• **TASK PROMPT**: The entries that follow should be written out exactly.

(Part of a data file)
:::

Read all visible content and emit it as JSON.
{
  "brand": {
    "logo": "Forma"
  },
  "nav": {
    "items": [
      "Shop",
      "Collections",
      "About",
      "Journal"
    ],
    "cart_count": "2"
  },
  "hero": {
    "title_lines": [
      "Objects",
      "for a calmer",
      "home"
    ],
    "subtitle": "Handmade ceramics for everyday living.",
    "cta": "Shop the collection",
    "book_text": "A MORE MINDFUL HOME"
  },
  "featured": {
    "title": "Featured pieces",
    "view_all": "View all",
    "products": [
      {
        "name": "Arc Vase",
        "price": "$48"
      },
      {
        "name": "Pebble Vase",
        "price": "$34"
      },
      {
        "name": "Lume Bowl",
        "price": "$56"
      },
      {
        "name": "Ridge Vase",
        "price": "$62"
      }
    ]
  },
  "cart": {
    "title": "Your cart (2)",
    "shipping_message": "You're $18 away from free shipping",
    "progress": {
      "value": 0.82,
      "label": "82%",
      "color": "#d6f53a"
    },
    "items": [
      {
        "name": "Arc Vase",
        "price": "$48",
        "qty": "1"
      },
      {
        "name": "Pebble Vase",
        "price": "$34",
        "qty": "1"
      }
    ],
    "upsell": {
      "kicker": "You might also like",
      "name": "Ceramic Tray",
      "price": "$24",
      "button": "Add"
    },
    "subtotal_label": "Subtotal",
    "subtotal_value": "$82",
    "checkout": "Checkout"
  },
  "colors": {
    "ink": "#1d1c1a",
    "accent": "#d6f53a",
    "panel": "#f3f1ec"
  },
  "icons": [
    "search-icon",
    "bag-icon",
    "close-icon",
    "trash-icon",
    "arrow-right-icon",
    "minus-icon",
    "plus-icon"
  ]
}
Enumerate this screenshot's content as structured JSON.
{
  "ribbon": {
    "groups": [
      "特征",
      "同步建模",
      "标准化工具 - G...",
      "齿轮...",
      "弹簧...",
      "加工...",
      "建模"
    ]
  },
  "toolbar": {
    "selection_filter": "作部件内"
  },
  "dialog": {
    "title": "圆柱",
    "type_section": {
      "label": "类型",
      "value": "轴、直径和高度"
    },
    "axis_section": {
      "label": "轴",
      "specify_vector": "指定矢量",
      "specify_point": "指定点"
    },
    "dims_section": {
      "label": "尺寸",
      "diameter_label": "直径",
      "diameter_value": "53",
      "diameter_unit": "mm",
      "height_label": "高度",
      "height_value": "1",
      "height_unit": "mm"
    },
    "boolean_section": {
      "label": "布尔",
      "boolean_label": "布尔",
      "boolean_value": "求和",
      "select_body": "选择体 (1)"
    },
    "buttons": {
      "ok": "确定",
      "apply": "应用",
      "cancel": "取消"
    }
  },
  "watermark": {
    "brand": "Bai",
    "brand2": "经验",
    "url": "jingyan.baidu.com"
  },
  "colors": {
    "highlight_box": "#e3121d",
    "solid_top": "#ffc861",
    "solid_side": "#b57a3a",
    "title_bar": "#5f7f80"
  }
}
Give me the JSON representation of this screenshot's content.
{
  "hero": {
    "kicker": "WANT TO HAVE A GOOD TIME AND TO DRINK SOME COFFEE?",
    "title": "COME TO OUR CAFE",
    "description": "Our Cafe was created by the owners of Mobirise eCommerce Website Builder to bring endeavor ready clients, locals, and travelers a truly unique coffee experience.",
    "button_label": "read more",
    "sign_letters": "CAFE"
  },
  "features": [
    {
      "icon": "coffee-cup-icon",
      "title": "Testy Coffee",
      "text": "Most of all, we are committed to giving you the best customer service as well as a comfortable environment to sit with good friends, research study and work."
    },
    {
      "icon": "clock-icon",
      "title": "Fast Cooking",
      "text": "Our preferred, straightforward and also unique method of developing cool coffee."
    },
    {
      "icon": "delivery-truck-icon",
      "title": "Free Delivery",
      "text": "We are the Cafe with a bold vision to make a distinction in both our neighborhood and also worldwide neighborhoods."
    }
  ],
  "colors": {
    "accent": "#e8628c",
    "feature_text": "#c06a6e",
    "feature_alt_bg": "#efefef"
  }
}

:::

• **CORRECT OUTPUT**:
Read all visible content and emit it as JSON.
{
  "brand": {
    "logo": "Forma"
  },
  "nav": {
    "items": [
      "Shop",
      "Collections",
      "About",
      "Journal"
    ],
    "cart_count": "2"
  },
  "hero": {
    "title_lines": [
      "Objects",
      "for a calmer",
      "home"
    ],
    "subtitle": "Handmade ceramics for everyday living.",
    "cta": "Shop the collection",
    "book_text": "A MORE MINDFUL HOME"
  },
  "featured": {
    "title": "Featured pieces",
    "view_all": "View all",
    "products": [
      {
        "name": "Arc Vase",
        "price": "$48"
      },
      {
        "name": "Pebble Vase",
        "price": "$34"
      },
      {
        "name": "Lume Bowl",
        "price": "$56"
      },
      {
        "name": "Ridge Vase",
        "price": "$62"
      }
    ]
  },
  "cart": {
    "title": "Your cart (2)",
    "shipping_message": "You're $18 away from free shipping",
    "progress": {
      "value": 0.82,
      "label": "82%",
      "color": "#d6f53a"
    },
    "items": [
      {
        "name": "Arc Vase",
        "price": "$48",
        "qty": "1"
      },
      {
        "name": "Pebble Vase",
        "price": "$34",
        "qty": "1"
      }
    ],
    "upsell": {
      "kicker": "You might also like",
      "name": "Ceramic Tray",
      "price": "$24",
      "button": "Add"
    },
    "subtotal_label": "Subtotal",
    "subtotal_value": "$82",
    "checkout": "Checkout"
  },
  "colors": {
    "ink": "#1d1c1a",
    "accent": "#d6f53a",
    "panel": "#f3f1ec"
  },
  "icons": [
    "search-icon",
    "bag-icon",
    "close-icon",
    "trash-icon",
    "arrow-right-icon",
    "minus-icon",
    "plus-icon"
  ]
}
Enumerate this screenshot's content as structured JSON.
{
  "ribbon": {
    "groups": [
      "特征",
      "同步建模",
      "标准化工具 - G...",
      "齿轮...",
      "弹簧...",
      "加工...",
      "建模"
    ]
  },
  "toolbar": {
    "selection_filter": "作部件内"
  },
  "dialog": {
    "title": "圆柱",
    "type_section": {
      "label": "类型",
      "value": "轴、直径和高度"
    },
    "axis_section": {
      "label": "轴",
      "specify_vector": "指定矢量",
      "specify_point": "指定点"
    },
    "dims_section": {
      "label": "尺寸",
      "diameter_label": "直径",
      "diameter_value": "53",
      "diameter_unit": "mm",
      "height_label": "高度",
      "height_value": "1",
      "height_unit": "mm"
    },
    "boolean_section": {
      "label": "布尔",
      "boolean_label": "布尔",
      "boolean_value": "求和",
      "select_body": "选择体 (1)"
    },
    "buttons": {
      "ok": "确定",
      "apply": "应用",
      "cancel": "取消"
    }
  },
  "watermark": {
    "brand": "Bai",
    "brand2": "经验",
    "url": "jingyan.baidu.com"
  },
  "colors": {
    "highlight_box": "#e3121d",
    "solid_top": "#ffc861",
    "solid_side": "#b57a3a",
    "title_bar": "#5f7f80"
  }
}
Give me the JSON representation of this screenshot's content.
{
  "hero": {
    "kicker": "WANT TO HAVE A GOOD TIME AND TO DRINK SOME COFFEE?",
    "title": "COME TO OUR CAFE",
    "description": "Our Cafe was created by the owners of Mobirise eCommerce Website Builder to bring endeavor ready clients, locals, and travelers a truly unique coffee experience.",
    "button_label": "read more",
    "sign_letters": "CAFE"
  },
  "features": [
    {
      "icon": "coffee-cup-icon",
      "title": "Testy Coffee",
      "text": "Most of all, we are committed to giving you the best customer service as well as a comfortable environment to sit with good friends, research study and work."
    },
    {
      "icon": "clock-icon",
      "title": "Fast Cooking",
      "text": "Our preferred, straightforward and also unique method of developing cool coffee."
    },
    {
      "icon": "delivery-truck-icon",
      "title": "Free Delivery",
      "text": "We are the Cafe with a bold vision to make a distinction in both our neighborhood and also worldwide neighborhoods."
    }
  ],
  "colors": {
    "accent": "#e8628c",
    "feature_text": "#c06a6e",
    "feature_alt_bg": "#efefef"
  }
}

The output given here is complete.